======== LISTED ENTRIES ========
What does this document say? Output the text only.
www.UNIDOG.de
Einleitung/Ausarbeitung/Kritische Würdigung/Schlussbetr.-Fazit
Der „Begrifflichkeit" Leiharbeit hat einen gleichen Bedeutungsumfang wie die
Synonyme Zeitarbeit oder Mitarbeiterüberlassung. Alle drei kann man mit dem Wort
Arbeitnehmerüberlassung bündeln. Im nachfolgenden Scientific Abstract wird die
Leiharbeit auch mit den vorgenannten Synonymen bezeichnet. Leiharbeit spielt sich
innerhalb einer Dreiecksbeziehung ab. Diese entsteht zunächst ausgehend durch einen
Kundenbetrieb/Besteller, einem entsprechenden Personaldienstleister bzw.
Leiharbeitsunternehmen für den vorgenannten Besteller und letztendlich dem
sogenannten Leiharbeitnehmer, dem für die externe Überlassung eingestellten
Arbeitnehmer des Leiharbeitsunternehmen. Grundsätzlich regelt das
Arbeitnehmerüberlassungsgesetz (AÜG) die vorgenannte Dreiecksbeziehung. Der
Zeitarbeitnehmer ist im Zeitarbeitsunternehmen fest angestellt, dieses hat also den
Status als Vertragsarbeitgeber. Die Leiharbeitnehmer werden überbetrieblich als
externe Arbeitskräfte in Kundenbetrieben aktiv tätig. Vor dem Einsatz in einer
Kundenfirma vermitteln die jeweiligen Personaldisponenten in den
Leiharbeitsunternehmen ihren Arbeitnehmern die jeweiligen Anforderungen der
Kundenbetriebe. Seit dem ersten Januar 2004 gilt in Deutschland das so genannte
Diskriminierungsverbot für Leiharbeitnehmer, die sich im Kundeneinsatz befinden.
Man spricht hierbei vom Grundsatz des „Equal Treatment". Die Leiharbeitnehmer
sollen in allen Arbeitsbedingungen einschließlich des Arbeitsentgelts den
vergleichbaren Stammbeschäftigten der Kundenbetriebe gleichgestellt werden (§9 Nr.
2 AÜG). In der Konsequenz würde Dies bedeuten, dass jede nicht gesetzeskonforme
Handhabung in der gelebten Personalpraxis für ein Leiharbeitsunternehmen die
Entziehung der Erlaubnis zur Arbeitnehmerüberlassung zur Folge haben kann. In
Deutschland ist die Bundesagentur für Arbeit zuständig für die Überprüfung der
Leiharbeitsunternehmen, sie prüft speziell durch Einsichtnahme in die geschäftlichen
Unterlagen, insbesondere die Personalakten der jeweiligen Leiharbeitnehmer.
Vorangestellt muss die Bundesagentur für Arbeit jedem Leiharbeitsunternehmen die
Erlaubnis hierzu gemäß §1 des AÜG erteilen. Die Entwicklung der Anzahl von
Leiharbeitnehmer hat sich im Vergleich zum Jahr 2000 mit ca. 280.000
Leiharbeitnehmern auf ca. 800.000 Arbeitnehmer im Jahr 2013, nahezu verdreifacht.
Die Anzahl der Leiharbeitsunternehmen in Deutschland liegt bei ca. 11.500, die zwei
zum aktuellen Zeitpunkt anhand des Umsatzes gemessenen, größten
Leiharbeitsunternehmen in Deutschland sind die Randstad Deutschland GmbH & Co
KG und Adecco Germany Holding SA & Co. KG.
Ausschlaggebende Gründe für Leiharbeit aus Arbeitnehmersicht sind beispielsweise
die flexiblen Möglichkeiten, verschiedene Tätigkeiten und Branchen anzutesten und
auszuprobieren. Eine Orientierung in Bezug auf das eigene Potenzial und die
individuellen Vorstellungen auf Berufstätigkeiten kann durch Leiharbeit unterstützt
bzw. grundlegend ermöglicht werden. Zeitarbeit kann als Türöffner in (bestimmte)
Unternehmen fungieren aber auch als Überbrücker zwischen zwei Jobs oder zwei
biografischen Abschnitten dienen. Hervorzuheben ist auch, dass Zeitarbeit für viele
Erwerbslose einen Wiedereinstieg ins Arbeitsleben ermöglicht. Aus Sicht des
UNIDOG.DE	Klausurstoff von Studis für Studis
========
REQUIRED TASK: Retype the listing exactly, in full.

TASK RESULT:
What does this document say? Output the text only.
www.UNIDOG.de
Einleitung/Ausarbeitung/Kritische Würdigung/Schlussbetr.-Fazit
Der „Begrifflichkeit" Leiharbeit hat einen gleichen Bedeutungsumfang wie die
Synonyme Zeitarbeit oder Mitarbeiterüberlassung. Alle drei kann man mit dem Wort
Arbeitnehmerüberlassung bündeln. Im nachfolgenden Scientific Abstract wird die
Leiharbeit auch mit den vorgenannten Synonymen bezeichnet. Leiharbeit spielt sich
innerhalb einer Dreiecksbeziehung ab. Diese entsteht zunächst ausgehend durch einen
Kundenbetrieb/Besteller, einem entsprechenden Personaldienstleister bzw.
Leiharbeitsunternehmen für den vorgenannten Besteller und letztendlich dem
sogenannten Leiharbeitnehmer, dem für die externe Überlassung eingestellten
Arbeitnehmer des Leiharbeitsunternehmen. Grundsätzlich regelt das
Arbeitnehmerüberlassungsgesetz (AÜG) die vorgenannte Dreiecksbeziehung. Der
Zeitarbeitnehmer ist im Zeitarbeitsunternehmen fest angestellt, dieses hat also den
Status als Vertragsarbeitgeber. Die Leiharbeitnehmer werden überbetrieblich als
externe Arbeitskräfte in Kundenbetrieben aktiv tätig. Vor dem Einsatz in einer
Kundenfirma vermitteln die jeweiligen Personaldisponenten in den
Leiharbeitsunternehmen ihren Arbeitnehmern die jeweiligen Anforderungen der
Kundenbetriebe. Seit dem ersten Januar 2004 gilt in Deutschland das so genannte
Diskriminierungsverbot für Leiharbeitnehmer, die sich im Kundeneinsatz befinden.
Man spricht hierbei vom Grundsatz des „Equal Treatment". Die Leiharbeitnehmer
sollen in allen Arbeitsbedingungen einschließlich des Arbeitsentgelts den
vergleichbaren Stammbeschäftigten der Kundenbetriebe gleichgestellt werden (§9 Nr.
2 AÜG). In der Konsequenz würde Dies bedeuten, dass jede nicht gesetzeskonforme
Handhabung in der gelebten Personalpraxis für ein Leiharbeitsunternehmen die
Entziehung der Erlaubnis zur Arbeitnehmerüberlassung zur Folge haben kann. In
Deutschland ist die Bundesagentur für Arbeit zuständig für die Überprüfung der
Leiharbeitsunternehmen, sie prüft speziell durch Einsichtnahme in die geschäftlichen
Unterlagen, insbesondere die Personalakten der jeweiligen Leiharbeitnehmer.
Vorangestellt muss die Bundesagentur für Arbeit jedem Leiharbeitsunternehmen die
Erlaubnis hierzu gemäß §1 des AÜG erteilen. Die Entwicklung der Anzahl von
Leiharbeitnehmer hat sich im Vergleich zum Jahr 2000 mit ca. 280.000
Leiharbeitnehmern auf ca. 800.000 Arbeitnehmer im Jahr 2013, nahezu verdreifacht.
Die Anzahl der Leiharbeitsunternehmen in Deutschland liegt bei ca. 11.500, die zwei
zum aktuellen Zeitpunkt anhand des Umsatzes gemessenen, größten
Leiharbeitsunternehmen in Deutschland sind die Randstad Deutschland GmbH & Co
KG und Adecco Germany Holding SA & Co. KG.
Ausschlaggebende Gründe für Leiharbeit aus Arbeitnehmersicht sind beispielsweise
die flexiblen Möglichkeiten, verschiedene Tätigkeiten und Branchen anzutesten und
auszuprobieren. Eine Orientierung in Bezug auf das eigene Potenzial und die
individuellen Vorstellungen auf Berufstätigkeiten kann durch Leiharbeit unterstützt
bzw. grundlegend ermöglicht werden. Zeitarbeit kann als Türöffner in (bestimmte)
Unternehmen fungieren aber auch als Überbrücker zwischen zwei Jobs oder zwei
biografischen Abschnitten dienen. Hervorzuheben ist auch, dass Zeitarbeit für viele
Erwerbslose einen Wiedereinstieg ins Arbeitsleben ermöglicht. Aus Sicht des
UNIDOG.DE	Klausurstoff von Studis für Studis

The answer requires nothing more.